Set task:
Determine how many lines of the records include "harakatlar", and answer with the number alone.

Stored records:
☆ ☆ ☆

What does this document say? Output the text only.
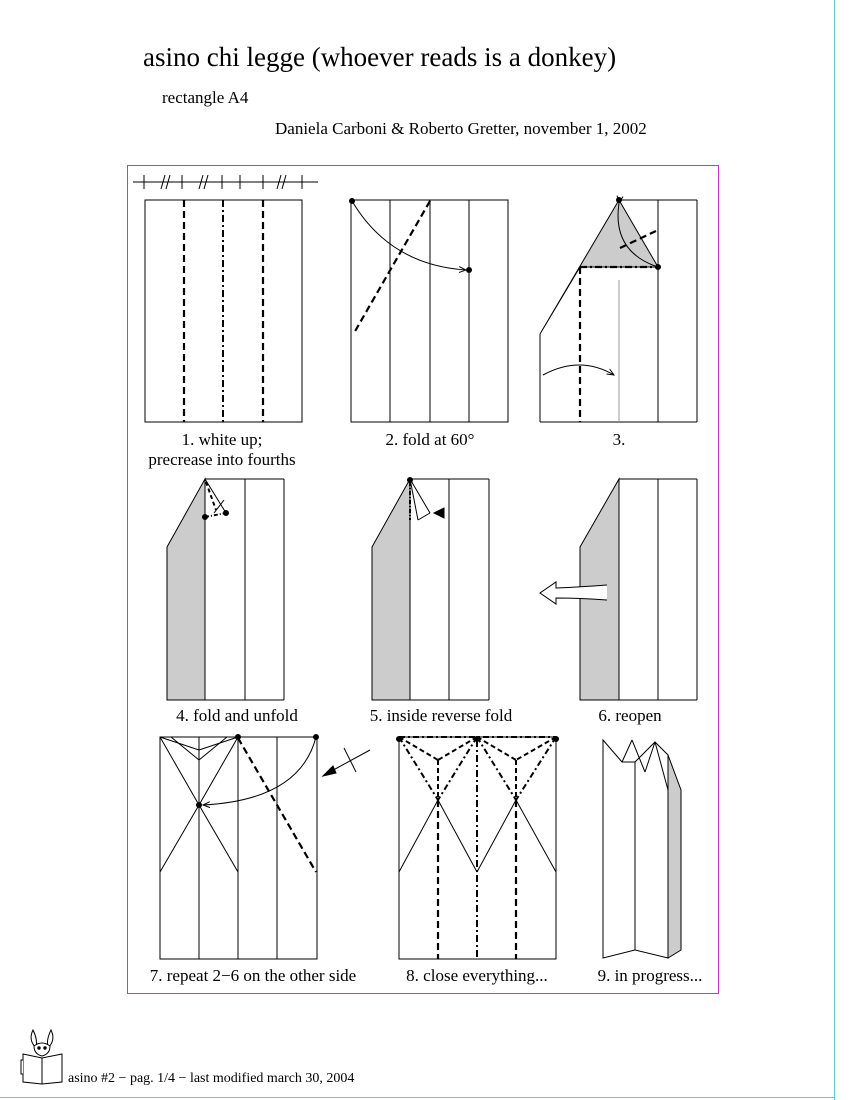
asino chi legge (whoever reads is a donkey)
rectangle A4
Daniela Carboni & Roberto Gretter, november 1, 2002
1. white up;
precrease into fourths
2. fold at 60°	3.
4. fold and unfold	5. inside reverse fold	6. reopen
7. repeat 2−6 on the other side	8. close everything...	9. in progress...
asino #2 − pag. 1/4 − last modified march 30, 2004
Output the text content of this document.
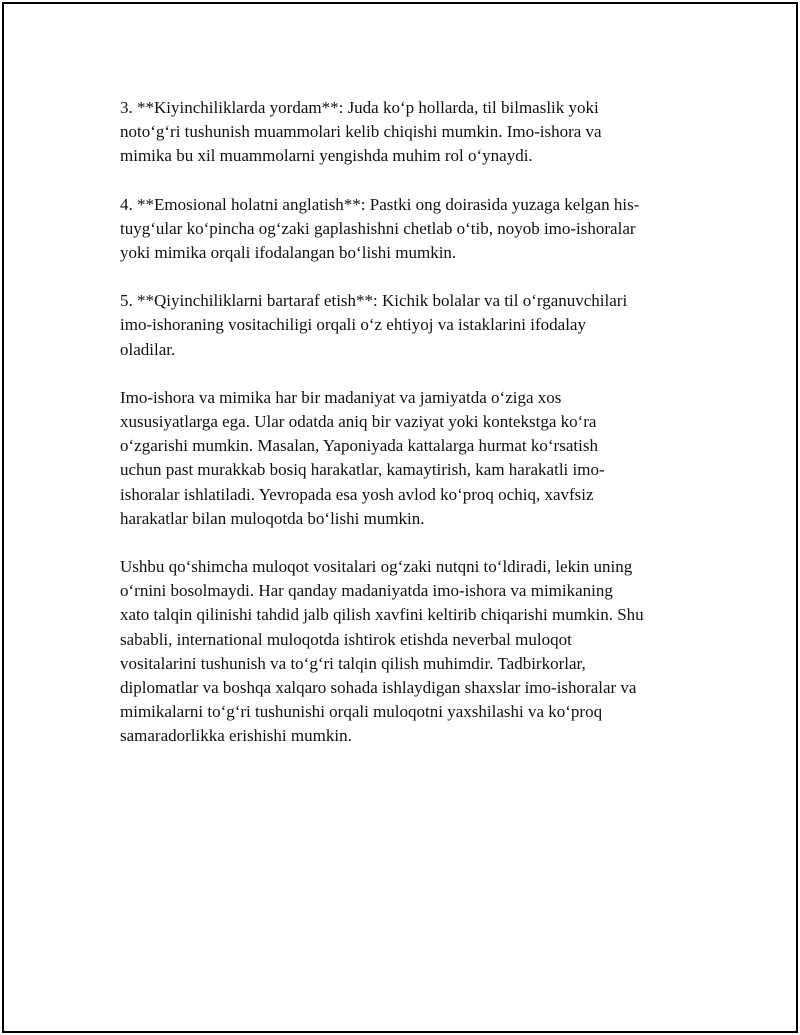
3. **Kiyinchiliklarda yordam**: Juda koʻp hollarda, til bilmaslik yoki
notoʻgʻri tushunish muammolari kelib chiqishi mumkin. Imo-ishora va
mimika bu xil muammolarni yengishda muhim rol oʻynaydi.

4. **Emosional holatni anglatish**: Pastki ong doirasida yuzaga kelgan his-
tuygʻular koʻpincha ogʻzaki gaplashishni chetlab oʻtib, noyob imo-ishoralar
yoki mimika orqali ifodalangan boʻlishi mumkin.

5. **Qiyinchiliklarni bartaraf etish**: Kichik bolalar va til oʻrganuvchilari
imo-ishoraning vositachiligi orqali oʻz ehtiyoj va istaklarini ifodalay
oladilar.

Imo-ishora va mimika har bir madaniyat va jamiyatda oʻziga xos
xususiyatlarga ega. Ular odatda aniq bir vaziyat yoki kontekstga koʻra
oʻzgarishi mumkin. Masalan, Yaponiyada kattalarga hurmat koʻrsatish
uchun past murakkab bosiq harakatlar, kamaytirish, kam harakatli imo-
ishoralar ishlatiladi. Yevropada esa yosh avlod koʻproq ochiq, xavfsiz
harakatlar bilan muloqotda boʻlishi mumkin.

Ushbu qoʻshimcha muloqot vositalari ogʻzaki nutqni toʻldiradi, lekin uning
oʻrnini bosolmaydi. Har qanday madaniyatda imo-ishora va mimikaning
xato talqin qilinishi tahdid jalb qilish xavfini keltirib chiqarishi mumkin. Shu
sababli, international muloqotda ishtirok etishda neverbal muloqot
vositalarini tushunish va toʻgʻri talqin qilish muhimdir. Tadbirkorlar,
diplomatlar va boshqa xalqaro sohada ishlaydigan shaxslar imo-ishoralar va
mimikalarni toʻgʻri tushunishi orqali muloqotni yaxshilashi va koʻproq
samaradorlikka erishishi mumkin.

☆ ☆ ☆

Exercise solution:
2